## WHAT IS ASKED
Exactly as written, quote every line that follows, skipping the images.

━━━

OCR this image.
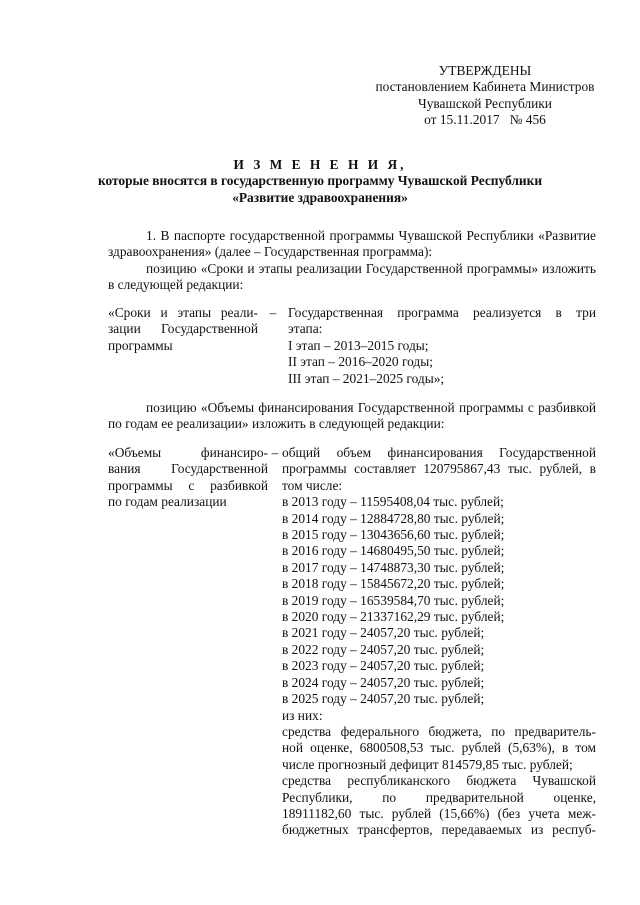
УТВЕРЖДЕНЫ
постановлением Кабинета Министров
Чувашской Республики
от 15.11.2017   № 456
И З М Е Н Е Н И Я,
которые вносятся в государственную программу Чувашской Республики
«Развитие здравоохранения»

1. В паспорте государственной программы Чувашской Республики «Развитие здравоохранения» (далее – Государственная программа):

позицию «Сроки и этапы реализации Государственной программы» изложить в следующей редакции:

«Сроки и этапы реали-
зации Государственной
программы
– Государственная программа реализуется в три
этапа:
I этап – 2013–2015 годы;
II этап – 2016–2020 годы;
III этап – 2021–2025 годы»;

позицию «Объемы финансирования Государственной программы с разбивкой по годам ее реализации» изложить в следующей редакции:

«Объемы финансиро-
вания Государственной
программы с разбивкой
по годам реализации
– общий объем финансирования Государственной
программы составляет 120795867,43 тыс. рублей, в
том числе:
в 2013 году – 11595408,04 тыс. рублей;
в 2014 году – 12884728,80 тыс. рублей;
в 2015 году – 13043656,60 тыс. рублей;
в 2016 году – 14680495,50 тыс. рублей;
в 2017 году – 14748873,30 тыс. рублей;
в 2018 году – 15845672,20 тыс. рублей;
в 2019 году – 16539584,70 тыс. рублей;
в 2020 году – 21337162,29 тыс. рублей;
в 2021 году – 24057,20 тыс. рублей;
в 2022 году – 24057,20 тыс. рублей;
в 2023 году – 24057,20 тыс. рублей;
в 2024 году – 24057,20 тыс. рублей;
в 2025 году – 24057,20 тыс. рублей;
из них:
средства федерального бюджета, по предваритель-
ной оценке, 6800508,53 тыс. рублей (5,63%), в том
числе прогнозный дефицит 814579,85 тыс. рублей;
средства республиканского бюджета Чувашской
Республики, по предварительной оценке,
18911182,60 тыс. рублей (15,66%) (без учета меж-
бюджетных трансфертов, передаваемых из респуб-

━━━

## RESULT OF THE EXERCISE
OCR this image.
УТВЕРЖДЕНЫ
постановлением Кабинета Министров
Чувашской Республики
от 15.11.2017   № 456
И З М Е Н Е Н И Я,
которые вносятся в государственную программу Чувашской Республики
«Развитие здравоохранения»

1. В паспорте государственной программы Чувашской Республики «Развитие здравоохранения» (далее – Государственная программа):

позицию «Сроки и этапы реализации Государственной программы» изложить в следующей редакции:

«Сроки и этапы реали-
зации Государственной
программы
– Государственная программа реализуется в три
этапа:
I этап – 2013–2015 годы;
II этап – 2016–2020 годы;
III этап – 2021–2025 годы»;

позицию «Объемы финансирования Государственной программы с разбивкой по годам ее реализации» изложить в следующей редакции:

«Объемы финансиро-
вания Государственной
программы с разбивкой
по годам реализации
– общий объем финансирования Государственной
программы составляет 120795867,43 тыс. рублей, в
том числе:
в 2013 году – 11595408,04 тыс. рублей;
в 2014 году – 12884728,80 тыс. рублей;
в 2015 году – 13043656,60 тыс. рублей;
в 2016 году – 14680495,50 тыс. рублей;
в 2017 году – 14748873,30 тыс. рублей;
в 2018 году – 15845672,20 тыс. рублей;
в 2019 году – 16539584,70 тыс. рублей;
в 2020 году – 21337162,29 тыс. рублей;
в 2021 году – 24057,20 тыс. рублей;
в 2022 году – 24057,20 тыс. рублей;
в 2023 году – 24057,20 тыс. рублей;
в 2024 году – 24057,20 тыс. рублей;
в 2025 году – 24057,20 тыс. рублей;
из них:
средства федерального бюджета, по предваритель-
ной оценке, 6800508,53 тыс. рублей (5,63%), в том
числе прогнозный дефицит 814579,85 тыс. рублей;
средства республиканского бюджета Чувашской
Республики, по предварительной оценке,
18911182,60 тыс. рублей (15,66%) (без учета меж-
бюджетных трансфертов, передаваемых из респуб-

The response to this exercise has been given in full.